Le Procureur de la République près le Pôle pénal économique et financier (PPEF), Jean Claude Aboya, a animé le mercredi 10 juin 2026 à Abidjan-Cocody une conférence de presse consacrée à la lutte contre le blanchiment de capitaux. Il y a exposé les nouvelles dispositions légales et insisté sur la vigilance citoyenne face à ce fléau.
Lors de cette rencontre avec les médias, Jean Claude Aboya a rappelé que le blanchiment de capitaux n’est pas une affaire réservée aux experts financiers ou juridiques. Selon lui, chaque citoyen est concerné, car chacun est amené à effectuer des transactions ou à gérer des fonds dont l’origine peut parfois être douteuse.
Revenant sur l’histoire du concept, il a expliqué que l’expression « blanchiment d’argent » est née aux États-Unis durant la prohibition, lorsque les organisations mafieuses cherchaient à donner une apparence légale à des revenus criminels en les réinjectant dans des commerces de façade.
Le magistrat a ensuite détaillé les mécanismes du blanchiment, qui consistent à intégrer dans l’économie légale des fonds issus d’activités illicites telles que le trafic de drogue, la corruption, l’escroquerie ou les détournements de deniers publics. Il a illustré ses propos par des exemples concrets, notamment l’utilisation de sociétés écrans ou de prête-noms pour masquer l’origine réelle des richesses. Ces pratiques, a-t-il souligné, fragilisent l’économie et menacent la stabilité sociale.

> _Lignes fournies_

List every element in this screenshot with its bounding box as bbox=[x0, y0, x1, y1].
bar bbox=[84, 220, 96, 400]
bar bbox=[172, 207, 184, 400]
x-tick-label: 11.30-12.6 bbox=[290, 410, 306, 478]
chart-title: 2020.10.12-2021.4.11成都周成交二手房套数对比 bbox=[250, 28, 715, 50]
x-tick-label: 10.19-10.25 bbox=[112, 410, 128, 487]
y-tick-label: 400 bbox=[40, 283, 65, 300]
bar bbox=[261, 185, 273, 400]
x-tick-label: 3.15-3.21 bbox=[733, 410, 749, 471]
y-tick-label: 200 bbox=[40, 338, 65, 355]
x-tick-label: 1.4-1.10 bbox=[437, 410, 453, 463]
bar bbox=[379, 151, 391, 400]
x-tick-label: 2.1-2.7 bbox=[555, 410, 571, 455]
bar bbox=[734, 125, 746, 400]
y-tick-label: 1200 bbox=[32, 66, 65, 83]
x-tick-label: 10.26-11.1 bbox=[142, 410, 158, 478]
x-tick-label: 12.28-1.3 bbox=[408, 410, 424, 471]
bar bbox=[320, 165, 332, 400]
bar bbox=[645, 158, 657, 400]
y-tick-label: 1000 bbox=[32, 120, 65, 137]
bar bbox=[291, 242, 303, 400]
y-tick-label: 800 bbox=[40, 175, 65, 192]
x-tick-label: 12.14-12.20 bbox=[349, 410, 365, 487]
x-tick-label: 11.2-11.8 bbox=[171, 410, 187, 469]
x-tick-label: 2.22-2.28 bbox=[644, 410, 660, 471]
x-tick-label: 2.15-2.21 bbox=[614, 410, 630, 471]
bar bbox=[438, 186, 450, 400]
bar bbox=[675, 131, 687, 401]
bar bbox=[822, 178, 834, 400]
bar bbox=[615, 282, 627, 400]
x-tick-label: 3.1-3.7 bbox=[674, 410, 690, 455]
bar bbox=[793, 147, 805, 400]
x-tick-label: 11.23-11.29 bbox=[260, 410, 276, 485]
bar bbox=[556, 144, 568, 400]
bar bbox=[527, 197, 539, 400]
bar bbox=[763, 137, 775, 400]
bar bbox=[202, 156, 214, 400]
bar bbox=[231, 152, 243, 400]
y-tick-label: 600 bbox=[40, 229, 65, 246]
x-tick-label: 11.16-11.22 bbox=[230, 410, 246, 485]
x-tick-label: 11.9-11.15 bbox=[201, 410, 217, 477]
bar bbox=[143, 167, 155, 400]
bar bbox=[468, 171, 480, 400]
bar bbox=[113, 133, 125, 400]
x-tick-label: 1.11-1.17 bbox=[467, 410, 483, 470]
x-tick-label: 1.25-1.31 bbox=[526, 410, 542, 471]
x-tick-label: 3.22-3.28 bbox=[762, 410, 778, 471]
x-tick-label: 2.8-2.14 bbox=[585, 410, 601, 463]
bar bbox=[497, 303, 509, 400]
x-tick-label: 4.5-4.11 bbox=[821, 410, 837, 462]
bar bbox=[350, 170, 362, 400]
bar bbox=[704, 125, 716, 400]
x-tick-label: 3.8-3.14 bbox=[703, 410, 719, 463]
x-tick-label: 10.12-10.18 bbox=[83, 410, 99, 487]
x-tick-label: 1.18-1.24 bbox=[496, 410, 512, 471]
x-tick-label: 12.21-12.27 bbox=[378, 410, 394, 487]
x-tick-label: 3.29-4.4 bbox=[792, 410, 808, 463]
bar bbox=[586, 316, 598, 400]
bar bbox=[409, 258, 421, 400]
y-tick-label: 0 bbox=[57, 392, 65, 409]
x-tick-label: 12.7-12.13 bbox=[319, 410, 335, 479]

> _Exercices proposés_
a – Recopiez le passage du texte sur le blanchiment de capitaux allant de « Lors de cette » jusqu'à « commerces de façade. » inclus.
b – D'après le texte sur le blanchiment de capitaux, dans quel pays et à quelle époque l'expression « blanchiment d'argent » est-elle née ?

> _Réponses attendues_
a –
Lors de cette rencontre avec les médias, Jean Claude Aboya a rappelé que le blanchiment de capitaux n’est pas une affaire réservée aux experts financiers ou juridiques. Selon lui, chaque citoyen est concerné, car chacun est amené à effectuer des transactions ou à gérer des fonds dont l’origine peut parfois être douteuse.
Revenant sur l’histoire du concept, il a expliqué que l’expression « blanchiment d’argent » est née aux États-Unis durant la prohibition, lorsque les organisations mafieuses cherchaient à donner une apparence légale à des revenus criminels en les réinjectant dans des commerces de façade.

b – Aux États-Unis, durant la prohibition.